» DATA FOR PROCESSING

··········

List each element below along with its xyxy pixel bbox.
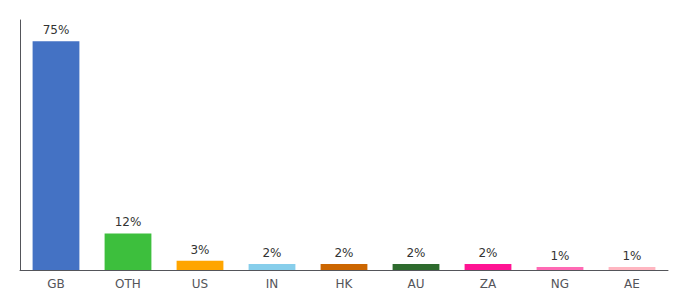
svg-text:2%: 2% (478, 246, 497, 260)
svg-text:AU: AU (408, 277, 425, 291)
svg-text:75%: 75% (43, 23, 70, 37)
svg-text:NG: NG (551, 277, 569, 291)
svg-text:HK: HK (336, 277, 354, 291)
svg-text:US: US (192, 277, 208, 291)
svg-text:AE: AE (624, 277, 640, 291)
svg-text:12%: 12% (115, 215, 142, 229)
svg-text:ZA: ZA (480, 277, 497, 291)
svg-text:IN: IN (266, 277, 279, 291)
svg-text:1%: 1% (550, 249, 569, 263)
svg-text:2%: 2% (406, 246, 425, 260)
svg-text:3%: 3% (190, 243, 209, 257)
svg-text:2%: 2% (262, 246, 281, 260)
svg-text:2%: 2% (334, 246, 353, 260)
svg-text:1%: 1% (622, 249, 641, 263)
svg-text:GB: GB (47, 277, 65, 291)
svg-text:OTH: OTH (115, 277, 141, 291)
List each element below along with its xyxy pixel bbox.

··········

» TO BE DONE
Write out the records above word for word and line for line, leaving out the picture.

» THE SOLUTION
List each element below along with its xyxy pixel bbox.
svg-text:2%: 2% (478, 246, 497, 260)
svg-text:AU: AU (408, 277, 425, 291)
svg-text:75%: 75% (43, 23, 70, 37)
svg-text:NG: NG (551, 277, 569, 291)
svg-text:HK: HK (336, 277, 354, 291)
svg-text:US: US (192, 277, 208, 291)
svg-text:AE: AE (624, 277, 640, 291)
svg-text:12%: 12% (115, 215, 142, 229)
svg-text:ZA: ZA (480, 277, 497, 291)
svg-text:IN: IN (266, 277, 279, 291)
svg-text:1%: 1% (550, 249, 569, 263)
svg-text:2%: 2% (406, 246, 425, 260)
svg-text:3%: 3% (190, 243, 209, 257)
svg-text:2%: 2% (262, 246, 281, 260)
svg-text:2%: 2% (334, 246, 353, 260)
svg-text:1%: 1% (622, 249, 641, 263)
svg-text:GB: GB (47, 277, 65, 291)
svg-text:OTH: OTH (115, 277, 141, 291)
List each element below along with its xyxy pixel bbox.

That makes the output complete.